The aesthetic value of Holy Trinity Church is enhanced by its rural setting, with a backdrop of large trees behind and the grass covered hill rising to the west of the church. Due to its modest scale its presence in the landscape is not overstated, but it provides a visually appealing point of reference. Although it has minimal external decoration, its small bellcote and the simple crosses on the gables contribute to its aesthetic appeal.
Holy Trinity Church was built in 1870 and is associated with the earliest period of European settlement in Ohariu Valley. As such the site is of archaeological significance. The site is likely to contain archaeological deposits associated with its continuous use since 1870, including marked and unmarked graves.
Holy Trinity Church is typical of many country churches of the period which reference Gothic Revival architecture, but within a New Zealand vernacular. It is a simple design consisting of a nave, porch, and vestry. However, many of the details, including the windows, the window sills and internal linings are idiosyncratic and this adds to the special character of the building. These features suggest it may have been designed by its local builder, who was a blacksmith rather than a carpenter.
Holy Trinity Church is representative of many small country churches built in the nineteenth century that provided a social as well as spiritual focus for their communities. Through its services and Sunday school for children it provided occasions where the community could meet and interact. Fundraising activities for the church, such as fairs, have also provided social occasions for the community. It is closely associated with particular families in the valley, some being early settlers there.. The Ohariu Valley Ladies Guild, formed in 1955, has taken a particular interest in fundraising and caring for the church and parishioners have contributed various bequests over the years.
Since its construction Holy Trinity Church has been the scene of innumerable Anglican religious services, marriages, funerals, baptisms and other events, and therefore has been directly associated with the spiritual lives of hundreds of local residents. This makes it of considerable local spiritual importance.
(a) The extent to which the place reflects important or representative aspects of New Zealand history
Holy Trinity Church is representative of the concurrent spread of European settlement and the Anglican faith in New Zealand. Slower transport and poor road conditions in the nineteenth century made Ohariu Valley a more remote location than it is today. The church is an example of small timber churches seen in many parts of the country, which contribute to the character of rural New Zealand. Unlike some similar churches which have been converted to other uses, Holy Trinity still functions as a church.

» **DO THIS**: In the passage on Holy Trinity Church, swap "bellcote" for "belfry" and give everything from "The aesthetic value" down to "its aesthetic appeal.". The data that comes next is separate material and has no connection to the passage on Holy Trinity Church.

» **SUPPLIED MATERIAL**:
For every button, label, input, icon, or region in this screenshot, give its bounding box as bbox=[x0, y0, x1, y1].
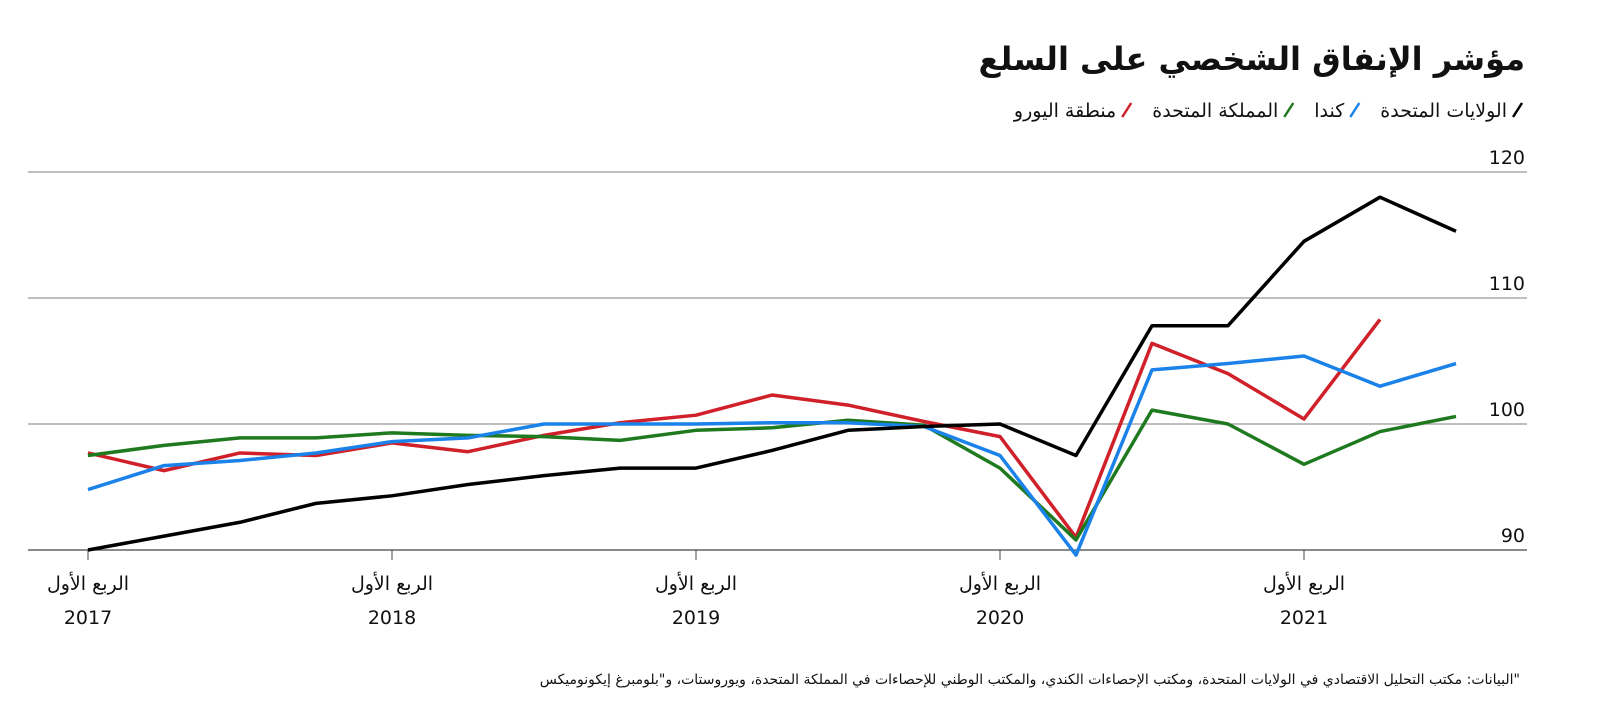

» **RESULT FOR THIS EXERCISE**:
The aesthetic value of Holy Trinity Church is enhanced by its rural setting, with a backdrop of large trees behind and the grass covered hill rising to the west of the church. Due to its modest scale its presence in the landscape is not overstated, but it provides a visually appealing point of reference. Although it has minimal external decoration, its small belfry and the simple crosses on the gables contribute to its aesthetic appeal.